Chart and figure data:
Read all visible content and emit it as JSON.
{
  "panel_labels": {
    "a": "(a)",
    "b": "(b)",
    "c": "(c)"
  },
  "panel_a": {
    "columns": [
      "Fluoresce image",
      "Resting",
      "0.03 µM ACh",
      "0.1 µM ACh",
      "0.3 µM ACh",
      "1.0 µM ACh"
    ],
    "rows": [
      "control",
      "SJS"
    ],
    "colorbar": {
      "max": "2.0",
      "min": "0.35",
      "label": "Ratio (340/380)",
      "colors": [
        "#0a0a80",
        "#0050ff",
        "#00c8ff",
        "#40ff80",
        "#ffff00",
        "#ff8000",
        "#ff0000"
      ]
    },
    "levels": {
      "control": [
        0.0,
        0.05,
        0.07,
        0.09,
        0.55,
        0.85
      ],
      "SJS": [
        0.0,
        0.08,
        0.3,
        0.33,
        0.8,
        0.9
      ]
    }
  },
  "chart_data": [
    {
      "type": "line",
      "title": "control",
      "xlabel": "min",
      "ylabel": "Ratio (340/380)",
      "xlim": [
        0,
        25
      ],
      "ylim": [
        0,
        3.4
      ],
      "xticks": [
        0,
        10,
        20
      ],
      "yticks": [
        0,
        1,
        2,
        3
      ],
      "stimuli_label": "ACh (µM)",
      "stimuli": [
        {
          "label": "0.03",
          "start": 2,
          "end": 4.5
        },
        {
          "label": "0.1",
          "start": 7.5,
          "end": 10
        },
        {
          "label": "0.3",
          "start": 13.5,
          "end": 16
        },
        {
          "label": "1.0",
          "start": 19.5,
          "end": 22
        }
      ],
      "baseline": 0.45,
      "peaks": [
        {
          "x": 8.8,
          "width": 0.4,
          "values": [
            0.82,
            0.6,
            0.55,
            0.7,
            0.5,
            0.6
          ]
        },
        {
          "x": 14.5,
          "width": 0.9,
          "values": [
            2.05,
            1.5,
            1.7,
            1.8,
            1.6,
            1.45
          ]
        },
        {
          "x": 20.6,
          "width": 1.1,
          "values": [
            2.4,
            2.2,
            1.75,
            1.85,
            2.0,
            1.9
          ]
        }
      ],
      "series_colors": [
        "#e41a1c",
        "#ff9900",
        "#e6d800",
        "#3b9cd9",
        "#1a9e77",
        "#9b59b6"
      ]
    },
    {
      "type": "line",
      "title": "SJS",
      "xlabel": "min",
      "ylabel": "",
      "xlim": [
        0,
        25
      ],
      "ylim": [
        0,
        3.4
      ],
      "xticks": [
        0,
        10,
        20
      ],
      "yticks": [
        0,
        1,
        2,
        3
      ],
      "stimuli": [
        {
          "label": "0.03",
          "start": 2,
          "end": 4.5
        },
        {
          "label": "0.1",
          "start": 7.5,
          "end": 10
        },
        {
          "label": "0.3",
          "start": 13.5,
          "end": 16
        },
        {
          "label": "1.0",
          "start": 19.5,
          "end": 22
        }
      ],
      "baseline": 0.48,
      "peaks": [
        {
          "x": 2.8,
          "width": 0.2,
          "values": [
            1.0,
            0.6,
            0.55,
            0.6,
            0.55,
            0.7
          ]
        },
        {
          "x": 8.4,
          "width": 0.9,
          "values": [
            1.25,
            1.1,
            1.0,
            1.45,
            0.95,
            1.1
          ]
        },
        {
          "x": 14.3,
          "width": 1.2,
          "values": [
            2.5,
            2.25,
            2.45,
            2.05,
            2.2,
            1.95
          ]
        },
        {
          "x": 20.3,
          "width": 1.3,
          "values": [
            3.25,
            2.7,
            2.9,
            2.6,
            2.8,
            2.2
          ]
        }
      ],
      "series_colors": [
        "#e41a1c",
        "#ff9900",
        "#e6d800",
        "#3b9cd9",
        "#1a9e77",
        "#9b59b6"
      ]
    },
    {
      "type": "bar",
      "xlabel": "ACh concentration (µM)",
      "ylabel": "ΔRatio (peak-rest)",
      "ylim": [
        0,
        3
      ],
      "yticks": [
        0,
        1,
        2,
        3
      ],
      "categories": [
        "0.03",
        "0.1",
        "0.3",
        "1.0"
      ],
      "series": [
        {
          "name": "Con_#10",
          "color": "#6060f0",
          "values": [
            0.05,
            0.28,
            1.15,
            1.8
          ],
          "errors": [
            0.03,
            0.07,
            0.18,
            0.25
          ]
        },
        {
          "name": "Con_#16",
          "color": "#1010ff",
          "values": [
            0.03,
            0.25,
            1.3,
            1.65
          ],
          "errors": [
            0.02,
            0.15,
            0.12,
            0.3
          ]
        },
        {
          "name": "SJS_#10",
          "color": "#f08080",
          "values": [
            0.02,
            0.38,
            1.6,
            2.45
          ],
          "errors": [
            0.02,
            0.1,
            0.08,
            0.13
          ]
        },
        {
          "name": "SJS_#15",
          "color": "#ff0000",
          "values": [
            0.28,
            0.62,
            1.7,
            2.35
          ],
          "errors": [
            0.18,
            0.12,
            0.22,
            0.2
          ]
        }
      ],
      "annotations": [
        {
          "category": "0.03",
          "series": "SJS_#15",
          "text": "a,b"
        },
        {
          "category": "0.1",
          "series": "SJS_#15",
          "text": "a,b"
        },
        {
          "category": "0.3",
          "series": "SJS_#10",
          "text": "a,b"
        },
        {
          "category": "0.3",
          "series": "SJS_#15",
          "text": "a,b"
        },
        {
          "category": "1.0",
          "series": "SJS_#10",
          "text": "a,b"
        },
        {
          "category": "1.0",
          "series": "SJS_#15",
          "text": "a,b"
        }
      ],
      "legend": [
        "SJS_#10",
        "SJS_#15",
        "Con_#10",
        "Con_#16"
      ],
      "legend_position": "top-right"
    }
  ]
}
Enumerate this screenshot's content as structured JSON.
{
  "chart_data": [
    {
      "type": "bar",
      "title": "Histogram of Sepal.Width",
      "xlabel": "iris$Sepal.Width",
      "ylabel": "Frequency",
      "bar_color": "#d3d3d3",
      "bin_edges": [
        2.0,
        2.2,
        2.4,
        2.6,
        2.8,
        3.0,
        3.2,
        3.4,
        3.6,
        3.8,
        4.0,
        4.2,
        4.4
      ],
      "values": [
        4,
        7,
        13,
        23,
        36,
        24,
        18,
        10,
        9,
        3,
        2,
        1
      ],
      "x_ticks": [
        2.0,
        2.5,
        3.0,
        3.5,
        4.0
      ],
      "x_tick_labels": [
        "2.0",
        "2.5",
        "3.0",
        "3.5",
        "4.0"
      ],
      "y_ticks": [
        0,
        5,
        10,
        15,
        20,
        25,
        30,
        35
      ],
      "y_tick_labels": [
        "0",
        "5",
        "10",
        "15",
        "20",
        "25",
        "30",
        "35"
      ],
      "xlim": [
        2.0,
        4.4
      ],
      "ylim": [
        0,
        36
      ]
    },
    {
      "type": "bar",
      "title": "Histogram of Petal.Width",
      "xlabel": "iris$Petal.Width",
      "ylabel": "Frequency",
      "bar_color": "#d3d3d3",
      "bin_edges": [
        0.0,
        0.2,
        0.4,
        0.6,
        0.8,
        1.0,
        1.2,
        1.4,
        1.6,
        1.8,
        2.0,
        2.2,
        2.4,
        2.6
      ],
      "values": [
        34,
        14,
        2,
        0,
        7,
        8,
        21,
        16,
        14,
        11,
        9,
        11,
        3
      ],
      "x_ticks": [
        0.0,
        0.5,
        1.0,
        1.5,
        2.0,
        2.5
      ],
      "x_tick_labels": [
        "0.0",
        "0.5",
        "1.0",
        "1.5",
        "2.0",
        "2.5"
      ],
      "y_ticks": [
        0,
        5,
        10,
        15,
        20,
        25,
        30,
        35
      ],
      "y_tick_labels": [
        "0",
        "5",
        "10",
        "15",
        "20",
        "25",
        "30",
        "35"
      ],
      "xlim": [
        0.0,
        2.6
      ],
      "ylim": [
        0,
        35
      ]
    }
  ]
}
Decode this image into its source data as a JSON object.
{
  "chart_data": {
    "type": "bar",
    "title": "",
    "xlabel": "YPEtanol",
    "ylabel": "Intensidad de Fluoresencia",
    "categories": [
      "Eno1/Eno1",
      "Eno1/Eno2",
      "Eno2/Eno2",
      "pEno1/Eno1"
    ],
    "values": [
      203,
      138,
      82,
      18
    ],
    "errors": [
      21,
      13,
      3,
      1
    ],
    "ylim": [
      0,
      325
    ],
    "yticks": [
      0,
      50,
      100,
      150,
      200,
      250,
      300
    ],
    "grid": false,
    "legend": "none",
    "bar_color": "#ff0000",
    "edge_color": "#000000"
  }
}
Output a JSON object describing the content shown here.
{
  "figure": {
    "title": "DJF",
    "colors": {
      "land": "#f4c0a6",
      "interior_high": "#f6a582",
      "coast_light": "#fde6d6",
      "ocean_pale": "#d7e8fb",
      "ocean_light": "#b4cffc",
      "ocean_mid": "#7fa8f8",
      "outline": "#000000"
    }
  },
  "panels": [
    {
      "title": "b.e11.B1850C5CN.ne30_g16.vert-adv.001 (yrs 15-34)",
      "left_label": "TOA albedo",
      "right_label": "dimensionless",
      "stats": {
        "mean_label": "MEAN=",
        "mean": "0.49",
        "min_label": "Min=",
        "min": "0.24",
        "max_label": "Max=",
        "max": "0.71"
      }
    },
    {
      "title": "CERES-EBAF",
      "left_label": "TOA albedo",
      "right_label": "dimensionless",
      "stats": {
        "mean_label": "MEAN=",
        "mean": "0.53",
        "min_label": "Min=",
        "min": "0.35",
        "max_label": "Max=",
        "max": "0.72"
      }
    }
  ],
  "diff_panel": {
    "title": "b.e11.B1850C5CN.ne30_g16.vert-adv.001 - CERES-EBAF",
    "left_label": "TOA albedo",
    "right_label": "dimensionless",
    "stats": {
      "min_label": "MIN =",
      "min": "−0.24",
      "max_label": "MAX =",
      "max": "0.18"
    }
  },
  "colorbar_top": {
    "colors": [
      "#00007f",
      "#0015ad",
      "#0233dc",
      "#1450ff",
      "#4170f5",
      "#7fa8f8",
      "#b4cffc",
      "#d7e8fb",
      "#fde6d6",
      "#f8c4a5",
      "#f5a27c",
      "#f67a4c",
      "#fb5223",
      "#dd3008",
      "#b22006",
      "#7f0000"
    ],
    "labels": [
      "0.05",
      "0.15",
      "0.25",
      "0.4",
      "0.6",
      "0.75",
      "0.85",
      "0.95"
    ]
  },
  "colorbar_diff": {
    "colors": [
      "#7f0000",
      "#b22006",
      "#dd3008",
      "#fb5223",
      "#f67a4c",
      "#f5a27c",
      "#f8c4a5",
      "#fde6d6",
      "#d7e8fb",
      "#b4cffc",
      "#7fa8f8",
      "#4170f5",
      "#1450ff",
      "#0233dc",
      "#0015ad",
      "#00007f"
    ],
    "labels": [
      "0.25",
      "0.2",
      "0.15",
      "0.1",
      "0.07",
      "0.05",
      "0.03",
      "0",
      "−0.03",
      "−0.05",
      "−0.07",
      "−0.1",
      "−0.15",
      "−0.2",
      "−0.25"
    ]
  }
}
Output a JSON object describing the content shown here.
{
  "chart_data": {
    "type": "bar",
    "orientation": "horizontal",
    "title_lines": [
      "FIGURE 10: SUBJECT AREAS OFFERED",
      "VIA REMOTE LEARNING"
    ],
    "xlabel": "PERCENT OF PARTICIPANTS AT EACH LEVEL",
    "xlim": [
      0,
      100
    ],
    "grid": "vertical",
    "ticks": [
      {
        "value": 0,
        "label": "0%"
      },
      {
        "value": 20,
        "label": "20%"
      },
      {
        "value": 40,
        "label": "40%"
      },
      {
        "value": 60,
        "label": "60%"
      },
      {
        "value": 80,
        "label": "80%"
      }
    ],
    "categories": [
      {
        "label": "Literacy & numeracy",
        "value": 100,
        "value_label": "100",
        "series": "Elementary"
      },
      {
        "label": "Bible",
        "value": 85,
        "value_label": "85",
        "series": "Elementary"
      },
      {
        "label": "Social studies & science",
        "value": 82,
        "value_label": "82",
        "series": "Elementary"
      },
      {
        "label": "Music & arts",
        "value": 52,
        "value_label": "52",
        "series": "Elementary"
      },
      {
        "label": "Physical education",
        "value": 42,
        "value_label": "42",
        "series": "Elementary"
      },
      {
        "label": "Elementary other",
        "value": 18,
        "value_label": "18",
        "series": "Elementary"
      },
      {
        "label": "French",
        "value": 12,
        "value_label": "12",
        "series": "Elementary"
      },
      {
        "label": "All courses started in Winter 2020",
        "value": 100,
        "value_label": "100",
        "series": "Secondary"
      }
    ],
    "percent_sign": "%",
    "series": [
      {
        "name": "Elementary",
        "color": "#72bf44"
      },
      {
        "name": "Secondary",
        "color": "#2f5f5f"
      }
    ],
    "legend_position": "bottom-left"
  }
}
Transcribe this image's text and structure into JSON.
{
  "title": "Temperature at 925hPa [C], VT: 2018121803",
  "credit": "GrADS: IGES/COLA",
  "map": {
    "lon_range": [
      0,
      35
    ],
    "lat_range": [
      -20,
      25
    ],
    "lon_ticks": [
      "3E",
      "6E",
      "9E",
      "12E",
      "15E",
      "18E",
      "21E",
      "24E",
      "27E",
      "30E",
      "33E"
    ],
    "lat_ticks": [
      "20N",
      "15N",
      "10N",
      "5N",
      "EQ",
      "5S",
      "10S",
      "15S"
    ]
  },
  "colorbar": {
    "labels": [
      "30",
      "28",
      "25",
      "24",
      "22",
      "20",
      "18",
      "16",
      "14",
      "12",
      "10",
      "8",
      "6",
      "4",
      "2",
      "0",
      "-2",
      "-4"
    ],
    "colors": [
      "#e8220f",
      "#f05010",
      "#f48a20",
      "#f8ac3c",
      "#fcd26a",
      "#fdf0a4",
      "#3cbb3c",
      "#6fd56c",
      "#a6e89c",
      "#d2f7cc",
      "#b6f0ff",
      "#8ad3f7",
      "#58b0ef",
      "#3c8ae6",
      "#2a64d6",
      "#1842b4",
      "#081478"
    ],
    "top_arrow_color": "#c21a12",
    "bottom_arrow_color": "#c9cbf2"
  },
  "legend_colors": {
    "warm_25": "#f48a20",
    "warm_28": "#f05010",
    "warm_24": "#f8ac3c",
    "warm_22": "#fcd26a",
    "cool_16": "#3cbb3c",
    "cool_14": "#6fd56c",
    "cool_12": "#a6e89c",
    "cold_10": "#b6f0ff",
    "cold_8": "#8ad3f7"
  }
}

▶ _Problem to solve_
Using the records above, please retype only the run of lines from the line holding "Transcribe this image's" through the last line, both ends included.

▶ _Answer below_
Transcribe this image's text and structure into JSON.
{
  "title": "Temperature at 925hPa [C], VT: 2018121803",
  "credit": "GrADS: IGES/COLA",
  "map": {
    "lon_range": [
      0,
      35
    ],
    "lat_range": [
      -20,
      25
    ],
    "lon_ticks": [
      "3E",
      "6E",
      "9E",
      "12E",
      "15E",
      "18E",
      "21E",
      "24E",
      "27E",
      "30E",
      "33E"
    ],
    "lat_ticks": [
      "20N",
      "15N",
      "10N",
      "5N",
      "EQ",
      "5S",
      "10S",
      "15S"
    ]
  },
  "colorbar": {
    "labels": [
      "30",
      "28",
      "25",
      "24",
      "22",
      "20",
      "18",
      "16",
      "14",
      "12",
      "10",
      "8",
      "6",
      "4",
      "2",
      "0",
      "-2",
      "-4"
    ],
    "colors": [
      "#e8220f",
      "#f05010",
      "#f48a20",
      "#f8ac3c",
      "#fcd26a",
      "#fdf0a4",
      "#3cbb3c",
      "#6fd56c",
      "#a6e89c",
      "#d2f7cc",
      "#b6f0ff",
      "#8ad3f7",
      "#58b0ef",
      "#3c8ae6",
      "#2a64d6",
      "#1842b4",
      "#081478"
    ],
    "top_arrow_color": "#c21a12",
    "bottom_arrow_color": "#c9cbf2"
  },
  "legend_colors": {
    "warm_25": "#f48a20",
    "warm_28": "#f05010",
    "warm_24": "#f8ac3c",
    "warm_22": "#fcd26a",
    "cool_16": "#3cbb3c",
    "cool_14": "#6fd56c",
    "cool_12": "#a6e89c",
    "cold_10": "#b6f0ff",
    "cold_8": "#8ad3f7"
  }
}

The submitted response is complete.